Written exercise 1: Translate this sentence from the Studio One 3.2 thread into Spanish: "No CPU problems here either, considering that I'm still running a 3rd gen i7 with no overclocking."
Written exercise 2: Write out the part of the Studio One 3.2 thread that opens with the words containing "I agree they" and closes with "for my needs.".
Written exercise 3: List every distinct username that appears as a post author in the Studio One 3.2 thread, giving each only once.

* Begin Text passage *

# Presonus Studio One 3.2



## pdub (Feb 25, 2016)

Wow! Some amazing new features in this free update!

http://www.presonus.com/videos/presonuslive


----------



## apessino (Feb 26, 2016)

I thought it was already the best before, but with 3.2 SO is in a class of one - amazing stuff, and still such a fantastic workflow. The video goes into details:



There is also a new detailed course on Groove3 describing the new version. Also awesome update to the Remote app (now works on Microsoft Surface and Book!) and the CS18 control surface.

PreSonus is kicking major butt...


----------



## pdub (Feb 26, 2016)

Yeah it's amazing! Love the console effect and the new smarter tool kills.


----------



## apessino (Feb 26, 2016)

Yeah, and VCAs! Also, I have not had time to test it yet, but if the automatic tempo map from track works as expected it will be fantastic for me. Also love how now you can render instruments by dragging a part to an audio track.

Hard to believe this is a free upgrade - with other companies this would have been AT LEAST a .5 release and cost $100.


----------



## emid (Feb 26, 2016)

This is really an impressive update introducing many new futures mainly to compete with Pro Tools. But still S1 is a CPU hog with no improvement in the midi area. I hope they will look into these as well.


----------



## pdub (Feb 26, 2016)

I agree they did target the PT crowd on some of it. They nabbed and improved some of my fave features. I always loved how you could trim automation in PT.

MIDI could use additional features to compete with cubase and logic but it's still totally usable for my needs.

I don't get the CPU hog though. I have pretty well spec'd systems but I feel it's more efficient with less hiccups than logic and the code is the lightest around. I feel like I'm flying in S1.

And it just sounds great!!!


----------



## Jacob Cadmus (Feb 26, 2016)

No CPU problems here either, considering that I'm still running a 3rd gen i7 with no overclocking.


----------



## apessino (Feb 26, 2016)

Yeah, it there is one thing that stands out about SO is how quick and responsive it is - I can literally start a session, do some editing, export audio and quit in the time it takes Cubase to fire up. :D (Not dissing Cubase, I love that one too... but it feels positively sluggish compared to SO). I am on Windows - no idea if things are different on MacOS.

As for the MIDI, yes it does not have as many features as some of the competition (well, just Cubase really, but then again nobody compares there) but the workflow is so streamlined that I find myself working faster and better with what it has. 

Anyhow, the only thing that I have really missed so far has been the kind of advanced Tempo Track and tempo manipulation features Cubase has - for everything else, I find SO to be the must efficient and elegant DAW I have ever used - and that was BEFORE the 3.2 update. :D


----------



## Vin (Feb 26, 2016)

Looks great. When they up the MIDI features, I'm switching without a doubt.


----------



## Jacob Cadmus (Feb 26, 2016)

Might I mention that I tested out the Scratch Pads on the most recent short film I scored. I was expecting bugs galore, but was surprised at how stable it is. The only bug I noticed was that whatever sequence I was on was mirrored in the main arranger for some reason. Not a dealbreaker though since I never used the main arranger.


----------



## samphony (Feb 26, 2016)

* End Text passage *
* Begin Entries provided *

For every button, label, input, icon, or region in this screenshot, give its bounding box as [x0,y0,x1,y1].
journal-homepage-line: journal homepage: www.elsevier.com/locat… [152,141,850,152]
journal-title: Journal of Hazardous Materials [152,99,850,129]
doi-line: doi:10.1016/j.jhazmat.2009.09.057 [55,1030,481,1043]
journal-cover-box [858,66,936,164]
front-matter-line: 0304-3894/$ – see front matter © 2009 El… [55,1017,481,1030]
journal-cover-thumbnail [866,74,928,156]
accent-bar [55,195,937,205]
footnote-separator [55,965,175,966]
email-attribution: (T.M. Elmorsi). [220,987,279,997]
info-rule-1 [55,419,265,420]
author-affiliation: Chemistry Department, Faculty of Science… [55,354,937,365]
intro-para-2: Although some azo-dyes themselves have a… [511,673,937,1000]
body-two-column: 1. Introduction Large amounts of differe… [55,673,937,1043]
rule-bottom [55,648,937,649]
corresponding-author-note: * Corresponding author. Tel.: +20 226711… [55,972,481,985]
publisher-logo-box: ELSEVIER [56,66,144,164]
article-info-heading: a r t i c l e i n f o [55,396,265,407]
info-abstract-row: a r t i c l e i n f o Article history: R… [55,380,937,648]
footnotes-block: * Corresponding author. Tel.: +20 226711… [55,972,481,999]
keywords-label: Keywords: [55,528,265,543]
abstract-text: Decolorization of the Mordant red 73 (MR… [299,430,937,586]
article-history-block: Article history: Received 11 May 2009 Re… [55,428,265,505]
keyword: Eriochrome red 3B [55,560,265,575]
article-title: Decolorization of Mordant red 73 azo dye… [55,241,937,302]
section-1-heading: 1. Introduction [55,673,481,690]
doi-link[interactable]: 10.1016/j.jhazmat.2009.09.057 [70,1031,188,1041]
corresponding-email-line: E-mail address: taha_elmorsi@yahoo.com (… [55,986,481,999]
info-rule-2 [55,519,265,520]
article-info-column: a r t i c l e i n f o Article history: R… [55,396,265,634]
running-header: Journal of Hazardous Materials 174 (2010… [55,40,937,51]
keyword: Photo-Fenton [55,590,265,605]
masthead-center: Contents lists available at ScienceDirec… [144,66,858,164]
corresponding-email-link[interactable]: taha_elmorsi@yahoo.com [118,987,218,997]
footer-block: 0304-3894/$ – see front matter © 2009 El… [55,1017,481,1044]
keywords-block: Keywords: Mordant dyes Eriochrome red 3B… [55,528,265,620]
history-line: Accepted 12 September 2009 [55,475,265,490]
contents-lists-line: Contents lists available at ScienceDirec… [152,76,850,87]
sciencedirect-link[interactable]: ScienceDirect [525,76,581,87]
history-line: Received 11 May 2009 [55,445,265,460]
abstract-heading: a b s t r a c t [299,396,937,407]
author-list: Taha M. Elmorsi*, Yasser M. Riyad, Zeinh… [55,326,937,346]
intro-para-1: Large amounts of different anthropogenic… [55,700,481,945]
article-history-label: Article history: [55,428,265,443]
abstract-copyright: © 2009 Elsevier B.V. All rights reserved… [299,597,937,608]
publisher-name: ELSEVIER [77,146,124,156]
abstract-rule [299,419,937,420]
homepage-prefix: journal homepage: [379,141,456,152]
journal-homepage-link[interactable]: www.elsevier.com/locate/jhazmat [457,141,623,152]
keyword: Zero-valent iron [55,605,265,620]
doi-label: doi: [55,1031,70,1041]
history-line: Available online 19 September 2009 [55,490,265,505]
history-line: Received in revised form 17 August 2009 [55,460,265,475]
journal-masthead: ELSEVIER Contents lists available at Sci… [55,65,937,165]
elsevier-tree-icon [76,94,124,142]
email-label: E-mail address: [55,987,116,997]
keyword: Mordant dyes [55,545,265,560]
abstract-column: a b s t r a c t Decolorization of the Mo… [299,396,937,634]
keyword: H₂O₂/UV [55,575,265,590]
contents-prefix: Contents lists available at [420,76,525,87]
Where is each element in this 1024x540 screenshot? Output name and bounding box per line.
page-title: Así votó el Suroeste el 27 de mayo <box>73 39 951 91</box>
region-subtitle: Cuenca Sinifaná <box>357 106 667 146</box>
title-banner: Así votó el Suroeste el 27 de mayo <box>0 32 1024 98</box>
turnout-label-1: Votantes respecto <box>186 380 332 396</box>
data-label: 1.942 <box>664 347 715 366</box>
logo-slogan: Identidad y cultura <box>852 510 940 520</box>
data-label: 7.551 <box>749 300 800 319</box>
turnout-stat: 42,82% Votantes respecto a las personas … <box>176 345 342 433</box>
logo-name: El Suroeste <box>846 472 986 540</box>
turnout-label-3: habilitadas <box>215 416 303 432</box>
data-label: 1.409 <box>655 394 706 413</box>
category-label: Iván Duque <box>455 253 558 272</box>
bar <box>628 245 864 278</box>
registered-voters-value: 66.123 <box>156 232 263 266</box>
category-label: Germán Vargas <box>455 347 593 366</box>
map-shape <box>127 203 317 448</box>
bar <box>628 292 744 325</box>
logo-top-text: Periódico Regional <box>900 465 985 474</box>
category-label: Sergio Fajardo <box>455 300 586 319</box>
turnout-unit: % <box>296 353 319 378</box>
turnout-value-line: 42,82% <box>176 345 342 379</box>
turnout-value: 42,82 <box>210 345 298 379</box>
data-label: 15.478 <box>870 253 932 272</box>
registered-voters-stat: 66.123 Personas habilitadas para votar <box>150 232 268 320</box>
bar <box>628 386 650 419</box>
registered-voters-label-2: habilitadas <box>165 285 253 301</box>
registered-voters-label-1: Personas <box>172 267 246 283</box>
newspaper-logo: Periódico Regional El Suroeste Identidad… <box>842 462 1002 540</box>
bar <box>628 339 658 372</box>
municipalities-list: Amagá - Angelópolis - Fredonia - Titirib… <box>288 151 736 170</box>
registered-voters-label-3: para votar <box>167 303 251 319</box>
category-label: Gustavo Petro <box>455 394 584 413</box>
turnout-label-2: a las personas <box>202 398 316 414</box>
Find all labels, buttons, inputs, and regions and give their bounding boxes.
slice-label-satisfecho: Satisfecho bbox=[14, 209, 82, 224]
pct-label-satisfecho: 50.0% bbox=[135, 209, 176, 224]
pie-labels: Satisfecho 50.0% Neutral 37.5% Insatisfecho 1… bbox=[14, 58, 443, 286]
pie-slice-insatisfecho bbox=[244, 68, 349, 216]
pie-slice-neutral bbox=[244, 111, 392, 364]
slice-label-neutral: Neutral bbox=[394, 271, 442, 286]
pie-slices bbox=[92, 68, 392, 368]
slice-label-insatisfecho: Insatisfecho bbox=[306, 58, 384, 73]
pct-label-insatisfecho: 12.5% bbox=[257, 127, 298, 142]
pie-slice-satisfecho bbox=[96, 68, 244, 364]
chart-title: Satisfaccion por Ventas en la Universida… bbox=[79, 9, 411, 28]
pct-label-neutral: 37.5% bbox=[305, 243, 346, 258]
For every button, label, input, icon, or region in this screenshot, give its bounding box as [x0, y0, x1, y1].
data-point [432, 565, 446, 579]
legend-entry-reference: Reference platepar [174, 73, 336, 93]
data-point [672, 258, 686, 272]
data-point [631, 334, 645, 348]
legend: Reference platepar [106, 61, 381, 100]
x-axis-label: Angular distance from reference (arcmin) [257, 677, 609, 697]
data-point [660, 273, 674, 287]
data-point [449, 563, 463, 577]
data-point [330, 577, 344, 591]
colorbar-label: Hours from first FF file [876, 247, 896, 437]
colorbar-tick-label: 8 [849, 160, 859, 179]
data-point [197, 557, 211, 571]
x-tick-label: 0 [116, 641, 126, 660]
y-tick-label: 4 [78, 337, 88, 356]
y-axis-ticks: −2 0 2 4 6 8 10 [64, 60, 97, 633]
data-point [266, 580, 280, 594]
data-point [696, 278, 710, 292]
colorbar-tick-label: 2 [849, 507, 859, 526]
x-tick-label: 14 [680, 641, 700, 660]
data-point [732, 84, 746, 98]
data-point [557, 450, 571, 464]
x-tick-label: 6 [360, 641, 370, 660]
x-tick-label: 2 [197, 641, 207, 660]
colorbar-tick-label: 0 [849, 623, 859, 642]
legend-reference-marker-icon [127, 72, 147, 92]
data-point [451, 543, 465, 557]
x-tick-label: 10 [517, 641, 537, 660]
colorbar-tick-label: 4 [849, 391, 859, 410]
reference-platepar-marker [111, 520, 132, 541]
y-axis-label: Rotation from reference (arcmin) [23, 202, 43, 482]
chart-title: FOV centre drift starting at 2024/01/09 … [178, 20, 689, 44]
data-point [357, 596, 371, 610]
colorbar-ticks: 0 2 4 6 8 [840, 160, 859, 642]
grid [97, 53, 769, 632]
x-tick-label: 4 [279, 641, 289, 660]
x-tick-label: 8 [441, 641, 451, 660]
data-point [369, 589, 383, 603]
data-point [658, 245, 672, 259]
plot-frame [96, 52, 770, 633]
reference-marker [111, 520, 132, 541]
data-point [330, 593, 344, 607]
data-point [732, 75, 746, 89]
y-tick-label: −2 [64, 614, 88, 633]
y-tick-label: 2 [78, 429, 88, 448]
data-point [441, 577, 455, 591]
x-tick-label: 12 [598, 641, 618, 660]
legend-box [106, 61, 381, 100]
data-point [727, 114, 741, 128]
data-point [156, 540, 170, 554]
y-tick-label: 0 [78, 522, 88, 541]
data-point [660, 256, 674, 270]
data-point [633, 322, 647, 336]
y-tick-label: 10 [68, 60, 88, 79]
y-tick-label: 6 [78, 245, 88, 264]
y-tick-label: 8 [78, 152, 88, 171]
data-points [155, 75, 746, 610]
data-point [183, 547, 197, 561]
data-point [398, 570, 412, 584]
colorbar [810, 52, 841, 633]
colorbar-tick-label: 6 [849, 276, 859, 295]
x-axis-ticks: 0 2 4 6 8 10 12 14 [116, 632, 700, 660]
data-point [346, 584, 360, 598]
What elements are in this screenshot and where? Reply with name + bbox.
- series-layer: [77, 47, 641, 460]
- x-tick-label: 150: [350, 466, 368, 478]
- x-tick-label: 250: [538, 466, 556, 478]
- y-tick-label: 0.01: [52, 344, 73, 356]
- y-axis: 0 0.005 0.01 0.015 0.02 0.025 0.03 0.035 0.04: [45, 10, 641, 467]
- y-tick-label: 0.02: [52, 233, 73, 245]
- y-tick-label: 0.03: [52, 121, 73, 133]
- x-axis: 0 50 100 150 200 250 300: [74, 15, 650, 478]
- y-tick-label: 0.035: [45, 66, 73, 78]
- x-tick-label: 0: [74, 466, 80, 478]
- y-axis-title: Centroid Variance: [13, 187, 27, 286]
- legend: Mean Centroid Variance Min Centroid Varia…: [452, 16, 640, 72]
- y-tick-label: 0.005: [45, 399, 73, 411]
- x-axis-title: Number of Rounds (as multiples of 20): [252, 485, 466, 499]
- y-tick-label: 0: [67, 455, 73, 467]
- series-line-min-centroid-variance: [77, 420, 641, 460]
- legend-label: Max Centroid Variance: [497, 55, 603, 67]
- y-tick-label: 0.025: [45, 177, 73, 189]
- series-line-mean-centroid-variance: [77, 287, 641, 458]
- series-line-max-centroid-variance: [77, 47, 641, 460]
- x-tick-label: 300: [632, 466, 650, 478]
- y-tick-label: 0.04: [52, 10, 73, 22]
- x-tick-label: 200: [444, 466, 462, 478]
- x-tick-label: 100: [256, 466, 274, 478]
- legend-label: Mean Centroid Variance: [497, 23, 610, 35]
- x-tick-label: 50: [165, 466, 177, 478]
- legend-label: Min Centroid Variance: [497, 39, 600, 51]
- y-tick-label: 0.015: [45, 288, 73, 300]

* End Entries provided *

Correct result 1: Aquí tampoco hay problemas de CPU, considerando que todavía uso un i7 de tercera generación sin overclocking.

Correct result 2:
I agree they did target the PT crowd on some of it. They nabbed and improved some of my fave features. I always loved how you could trim automation in PT.

MIDI could use additional features to compete with cubase and logic but it's still totally usable for my needs.

Correct result 3:
pdub
apessino
emid
Jacob Cadmus
Vin
samphony